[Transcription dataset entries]
Segment Open

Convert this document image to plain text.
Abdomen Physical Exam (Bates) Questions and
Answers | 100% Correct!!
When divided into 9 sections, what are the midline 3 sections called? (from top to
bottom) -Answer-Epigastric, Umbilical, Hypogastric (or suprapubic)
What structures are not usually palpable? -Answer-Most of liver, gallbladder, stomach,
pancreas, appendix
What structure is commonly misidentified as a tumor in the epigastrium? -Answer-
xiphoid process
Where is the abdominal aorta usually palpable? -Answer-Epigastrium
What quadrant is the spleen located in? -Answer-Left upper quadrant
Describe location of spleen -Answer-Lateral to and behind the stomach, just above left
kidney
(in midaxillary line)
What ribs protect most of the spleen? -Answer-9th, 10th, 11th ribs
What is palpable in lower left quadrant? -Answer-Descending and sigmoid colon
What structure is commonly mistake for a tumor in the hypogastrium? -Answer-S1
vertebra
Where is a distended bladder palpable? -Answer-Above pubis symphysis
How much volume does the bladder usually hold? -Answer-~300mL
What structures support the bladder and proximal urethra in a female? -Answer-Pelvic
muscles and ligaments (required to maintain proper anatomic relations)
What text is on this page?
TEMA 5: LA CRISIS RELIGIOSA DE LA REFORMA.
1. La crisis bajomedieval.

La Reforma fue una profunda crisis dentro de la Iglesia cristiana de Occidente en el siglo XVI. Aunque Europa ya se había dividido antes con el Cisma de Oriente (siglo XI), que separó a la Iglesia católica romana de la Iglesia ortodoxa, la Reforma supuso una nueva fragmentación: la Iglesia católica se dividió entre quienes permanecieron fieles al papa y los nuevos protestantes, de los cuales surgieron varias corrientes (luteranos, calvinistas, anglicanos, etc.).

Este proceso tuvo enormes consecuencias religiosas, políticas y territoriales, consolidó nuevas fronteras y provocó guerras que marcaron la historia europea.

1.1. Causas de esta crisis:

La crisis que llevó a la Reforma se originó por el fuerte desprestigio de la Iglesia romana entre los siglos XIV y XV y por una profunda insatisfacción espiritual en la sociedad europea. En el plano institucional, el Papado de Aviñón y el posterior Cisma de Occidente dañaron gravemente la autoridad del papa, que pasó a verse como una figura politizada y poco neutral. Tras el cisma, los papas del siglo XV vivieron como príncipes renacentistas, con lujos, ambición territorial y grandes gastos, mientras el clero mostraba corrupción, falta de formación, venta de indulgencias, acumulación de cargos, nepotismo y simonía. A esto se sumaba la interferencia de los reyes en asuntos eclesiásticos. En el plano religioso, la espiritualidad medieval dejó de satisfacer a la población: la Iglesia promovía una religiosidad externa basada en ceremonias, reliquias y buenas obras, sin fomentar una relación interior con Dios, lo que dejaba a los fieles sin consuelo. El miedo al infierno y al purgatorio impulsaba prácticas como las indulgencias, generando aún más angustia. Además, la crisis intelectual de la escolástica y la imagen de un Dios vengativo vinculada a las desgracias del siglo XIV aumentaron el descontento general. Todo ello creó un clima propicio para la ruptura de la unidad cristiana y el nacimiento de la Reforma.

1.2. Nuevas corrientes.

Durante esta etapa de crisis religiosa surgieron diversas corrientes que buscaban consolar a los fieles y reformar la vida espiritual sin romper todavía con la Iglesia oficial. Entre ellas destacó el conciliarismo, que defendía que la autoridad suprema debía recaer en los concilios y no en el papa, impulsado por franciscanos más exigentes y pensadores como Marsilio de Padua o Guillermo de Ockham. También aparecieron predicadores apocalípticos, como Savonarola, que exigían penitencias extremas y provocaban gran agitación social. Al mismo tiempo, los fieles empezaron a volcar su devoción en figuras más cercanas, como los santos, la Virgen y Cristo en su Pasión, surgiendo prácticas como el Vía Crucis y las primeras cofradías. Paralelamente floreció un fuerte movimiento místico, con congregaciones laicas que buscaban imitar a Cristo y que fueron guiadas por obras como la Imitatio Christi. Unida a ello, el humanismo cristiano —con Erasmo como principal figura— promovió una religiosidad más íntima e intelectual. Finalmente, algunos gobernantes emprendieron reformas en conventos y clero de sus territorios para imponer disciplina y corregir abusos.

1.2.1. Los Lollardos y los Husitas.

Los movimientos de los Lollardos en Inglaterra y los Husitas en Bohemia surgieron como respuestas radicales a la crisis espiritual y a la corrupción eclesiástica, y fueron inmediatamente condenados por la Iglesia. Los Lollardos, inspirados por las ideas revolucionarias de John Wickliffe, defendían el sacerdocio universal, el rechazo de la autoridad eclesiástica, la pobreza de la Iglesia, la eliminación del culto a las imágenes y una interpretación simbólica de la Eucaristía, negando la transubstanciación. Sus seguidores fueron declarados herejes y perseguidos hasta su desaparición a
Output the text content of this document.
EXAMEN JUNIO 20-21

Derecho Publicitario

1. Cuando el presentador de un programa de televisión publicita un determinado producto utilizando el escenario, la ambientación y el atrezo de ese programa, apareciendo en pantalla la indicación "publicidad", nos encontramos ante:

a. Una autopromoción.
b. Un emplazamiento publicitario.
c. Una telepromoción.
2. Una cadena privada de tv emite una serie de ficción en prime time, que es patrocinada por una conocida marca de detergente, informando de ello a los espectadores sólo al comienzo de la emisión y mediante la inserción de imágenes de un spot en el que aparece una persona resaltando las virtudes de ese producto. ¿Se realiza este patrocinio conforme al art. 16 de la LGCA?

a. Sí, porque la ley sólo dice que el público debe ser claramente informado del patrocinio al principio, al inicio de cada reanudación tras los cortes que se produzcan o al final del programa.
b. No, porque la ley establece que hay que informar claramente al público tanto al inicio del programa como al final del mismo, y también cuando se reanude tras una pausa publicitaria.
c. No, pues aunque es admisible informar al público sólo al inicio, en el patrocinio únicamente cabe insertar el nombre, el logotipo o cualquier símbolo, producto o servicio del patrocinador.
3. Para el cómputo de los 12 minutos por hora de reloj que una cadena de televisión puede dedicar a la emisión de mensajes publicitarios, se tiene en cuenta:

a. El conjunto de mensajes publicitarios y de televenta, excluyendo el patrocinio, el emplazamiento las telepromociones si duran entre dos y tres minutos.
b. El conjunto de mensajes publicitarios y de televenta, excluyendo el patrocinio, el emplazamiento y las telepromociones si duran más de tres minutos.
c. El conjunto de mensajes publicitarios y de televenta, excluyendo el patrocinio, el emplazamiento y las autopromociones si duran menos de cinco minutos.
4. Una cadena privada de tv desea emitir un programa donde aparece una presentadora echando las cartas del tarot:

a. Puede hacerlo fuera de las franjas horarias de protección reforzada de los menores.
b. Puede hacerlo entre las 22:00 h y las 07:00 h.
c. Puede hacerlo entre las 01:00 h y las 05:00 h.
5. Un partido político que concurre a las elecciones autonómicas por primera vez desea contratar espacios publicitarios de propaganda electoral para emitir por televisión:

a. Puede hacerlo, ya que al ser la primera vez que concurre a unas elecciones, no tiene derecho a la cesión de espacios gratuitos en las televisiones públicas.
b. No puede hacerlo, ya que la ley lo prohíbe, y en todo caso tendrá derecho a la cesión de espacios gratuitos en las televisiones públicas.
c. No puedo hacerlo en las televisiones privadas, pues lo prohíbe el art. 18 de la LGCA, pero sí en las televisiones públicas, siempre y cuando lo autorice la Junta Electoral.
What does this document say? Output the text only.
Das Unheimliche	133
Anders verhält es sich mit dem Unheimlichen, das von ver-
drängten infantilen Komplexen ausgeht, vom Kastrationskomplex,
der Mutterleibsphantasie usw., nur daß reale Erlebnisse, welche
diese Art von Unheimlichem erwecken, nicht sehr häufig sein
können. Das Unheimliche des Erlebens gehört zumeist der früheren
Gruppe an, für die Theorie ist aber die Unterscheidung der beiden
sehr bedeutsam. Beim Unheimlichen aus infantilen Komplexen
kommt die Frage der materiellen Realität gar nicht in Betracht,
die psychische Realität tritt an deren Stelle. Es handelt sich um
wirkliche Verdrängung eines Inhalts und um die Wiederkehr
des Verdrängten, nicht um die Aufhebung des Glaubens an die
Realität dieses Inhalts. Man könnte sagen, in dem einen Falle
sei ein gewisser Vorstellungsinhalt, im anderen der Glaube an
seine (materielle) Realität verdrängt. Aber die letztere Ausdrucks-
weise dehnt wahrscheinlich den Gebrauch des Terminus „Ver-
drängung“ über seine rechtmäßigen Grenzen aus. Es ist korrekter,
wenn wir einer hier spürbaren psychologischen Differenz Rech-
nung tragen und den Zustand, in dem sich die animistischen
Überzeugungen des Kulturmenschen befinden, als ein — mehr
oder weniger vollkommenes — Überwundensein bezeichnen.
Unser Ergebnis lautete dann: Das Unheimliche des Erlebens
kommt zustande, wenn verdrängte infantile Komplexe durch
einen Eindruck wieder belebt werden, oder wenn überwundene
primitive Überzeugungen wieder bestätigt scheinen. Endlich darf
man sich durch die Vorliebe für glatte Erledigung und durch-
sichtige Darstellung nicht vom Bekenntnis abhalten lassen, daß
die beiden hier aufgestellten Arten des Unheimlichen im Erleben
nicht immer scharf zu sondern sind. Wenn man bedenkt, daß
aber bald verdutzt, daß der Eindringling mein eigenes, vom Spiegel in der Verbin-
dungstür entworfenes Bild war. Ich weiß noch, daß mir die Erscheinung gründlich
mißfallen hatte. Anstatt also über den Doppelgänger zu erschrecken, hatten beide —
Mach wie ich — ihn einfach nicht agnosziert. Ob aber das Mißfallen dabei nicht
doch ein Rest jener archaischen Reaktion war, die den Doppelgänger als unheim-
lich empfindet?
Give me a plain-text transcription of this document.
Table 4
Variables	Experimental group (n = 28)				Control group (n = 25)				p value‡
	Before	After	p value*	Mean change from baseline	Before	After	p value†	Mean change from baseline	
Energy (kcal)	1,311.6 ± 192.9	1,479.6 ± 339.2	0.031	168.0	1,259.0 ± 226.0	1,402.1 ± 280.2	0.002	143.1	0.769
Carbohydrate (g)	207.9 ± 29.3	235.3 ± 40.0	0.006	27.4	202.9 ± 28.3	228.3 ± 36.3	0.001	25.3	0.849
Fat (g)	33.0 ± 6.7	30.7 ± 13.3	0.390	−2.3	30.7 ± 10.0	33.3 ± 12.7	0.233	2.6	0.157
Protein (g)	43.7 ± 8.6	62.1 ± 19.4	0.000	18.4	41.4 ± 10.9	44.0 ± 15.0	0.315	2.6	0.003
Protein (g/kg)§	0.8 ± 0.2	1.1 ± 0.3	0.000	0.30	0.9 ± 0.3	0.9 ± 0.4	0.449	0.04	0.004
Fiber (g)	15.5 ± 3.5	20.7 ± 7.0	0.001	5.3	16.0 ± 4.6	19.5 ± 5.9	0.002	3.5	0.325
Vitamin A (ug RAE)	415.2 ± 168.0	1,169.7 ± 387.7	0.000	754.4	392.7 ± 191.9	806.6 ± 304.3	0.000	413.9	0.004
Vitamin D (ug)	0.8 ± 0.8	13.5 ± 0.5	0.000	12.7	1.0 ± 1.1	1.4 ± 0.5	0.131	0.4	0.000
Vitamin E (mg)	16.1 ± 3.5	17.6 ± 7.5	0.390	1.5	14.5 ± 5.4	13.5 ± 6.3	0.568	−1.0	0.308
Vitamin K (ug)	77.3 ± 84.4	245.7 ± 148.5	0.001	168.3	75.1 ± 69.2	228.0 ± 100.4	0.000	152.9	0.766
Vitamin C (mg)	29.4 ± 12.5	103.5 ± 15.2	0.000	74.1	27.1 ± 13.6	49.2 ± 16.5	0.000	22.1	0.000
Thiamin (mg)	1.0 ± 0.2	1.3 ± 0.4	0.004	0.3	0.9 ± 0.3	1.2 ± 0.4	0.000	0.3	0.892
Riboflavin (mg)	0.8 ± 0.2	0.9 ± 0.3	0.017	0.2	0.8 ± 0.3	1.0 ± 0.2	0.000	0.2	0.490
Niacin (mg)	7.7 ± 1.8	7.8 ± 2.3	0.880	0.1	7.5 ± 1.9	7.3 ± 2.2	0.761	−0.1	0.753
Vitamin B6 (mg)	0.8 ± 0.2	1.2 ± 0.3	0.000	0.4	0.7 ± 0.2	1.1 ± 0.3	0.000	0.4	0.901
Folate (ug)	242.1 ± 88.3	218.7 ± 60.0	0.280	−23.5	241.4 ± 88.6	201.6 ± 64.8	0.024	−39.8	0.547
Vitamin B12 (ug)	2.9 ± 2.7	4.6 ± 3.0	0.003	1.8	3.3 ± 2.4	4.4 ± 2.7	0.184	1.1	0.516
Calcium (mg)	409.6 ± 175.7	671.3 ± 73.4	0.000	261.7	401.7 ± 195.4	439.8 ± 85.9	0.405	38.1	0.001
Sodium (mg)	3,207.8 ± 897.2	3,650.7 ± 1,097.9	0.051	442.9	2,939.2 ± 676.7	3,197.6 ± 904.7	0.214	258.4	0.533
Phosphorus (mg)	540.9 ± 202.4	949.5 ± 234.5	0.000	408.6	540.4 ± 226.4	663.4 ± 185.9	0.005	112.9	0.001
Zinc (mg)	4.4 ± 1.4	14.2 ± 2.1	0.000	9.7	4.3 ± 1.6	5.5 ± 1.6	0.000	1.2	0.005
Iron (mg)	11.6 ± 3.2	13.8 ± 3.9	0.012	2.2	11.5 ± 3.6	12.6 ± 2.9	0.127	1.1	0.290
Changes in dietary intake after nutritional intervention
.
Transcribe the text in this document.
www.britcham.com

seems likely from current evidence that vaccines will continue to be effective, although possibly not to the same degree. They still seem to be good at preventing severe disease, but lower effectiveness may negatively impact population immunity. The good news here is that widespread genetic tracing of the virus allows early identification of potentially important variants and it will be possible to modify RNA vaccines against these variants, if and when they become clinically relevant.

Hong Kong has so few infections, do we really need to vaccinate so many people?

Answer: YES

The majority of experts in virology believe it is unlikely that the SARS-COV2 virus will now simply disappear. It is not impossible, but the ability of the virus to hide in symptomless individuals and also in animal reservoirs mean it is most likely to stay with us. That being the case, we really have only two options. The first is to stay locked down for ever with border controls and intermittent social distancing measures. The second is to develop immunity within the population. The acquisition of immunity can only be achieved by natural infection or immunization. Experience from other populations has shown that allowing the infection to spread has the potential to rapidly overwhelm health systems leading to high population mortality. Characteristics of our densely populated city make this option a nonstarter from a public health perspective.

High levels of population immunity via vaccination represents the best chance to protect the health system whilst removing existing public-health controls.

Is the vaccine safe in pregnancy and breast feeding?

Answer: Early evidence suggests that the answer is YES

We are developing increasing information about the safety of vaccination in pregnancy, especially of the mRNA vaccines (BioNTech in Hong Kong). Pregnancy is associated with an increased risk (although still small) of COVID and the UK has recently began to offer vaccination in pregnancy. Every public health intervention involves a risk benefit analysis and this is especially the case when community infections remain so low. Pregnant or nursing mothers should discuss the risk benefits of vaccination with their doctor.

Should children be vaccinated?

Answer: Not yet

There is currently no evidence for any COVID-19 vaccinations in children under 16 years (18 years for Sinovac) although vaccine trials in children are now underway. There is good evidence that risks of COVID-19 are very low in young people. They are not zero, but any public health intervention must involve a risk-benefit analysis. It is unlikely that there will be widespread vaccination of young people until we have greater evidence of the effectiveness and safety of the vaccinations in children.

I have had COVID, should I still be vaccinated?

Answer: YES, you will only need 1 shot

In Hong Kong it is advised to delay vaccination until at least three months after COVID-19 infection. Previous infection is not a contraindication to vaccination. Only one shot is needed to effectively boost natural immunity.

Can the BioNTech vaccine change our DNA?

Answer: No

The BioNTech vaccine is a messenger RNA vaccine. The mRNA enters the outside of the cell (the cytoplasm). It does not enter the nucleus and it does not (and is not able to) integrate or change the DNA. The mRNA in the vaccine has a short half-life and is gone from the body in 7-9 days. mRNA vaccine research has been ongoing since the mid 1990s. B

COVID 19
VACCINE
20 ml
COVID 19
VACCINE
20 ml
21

Segment Closed

• To do:
Find each line in the data above with the word "protect", then copy it.

• Response area:
What ribs protect most of the spleen? -Answer-9th, 10th, 11th ribs
High levels of population immunity via vaccination represents the best chance to protect the health system whilst removing existing public-health controls.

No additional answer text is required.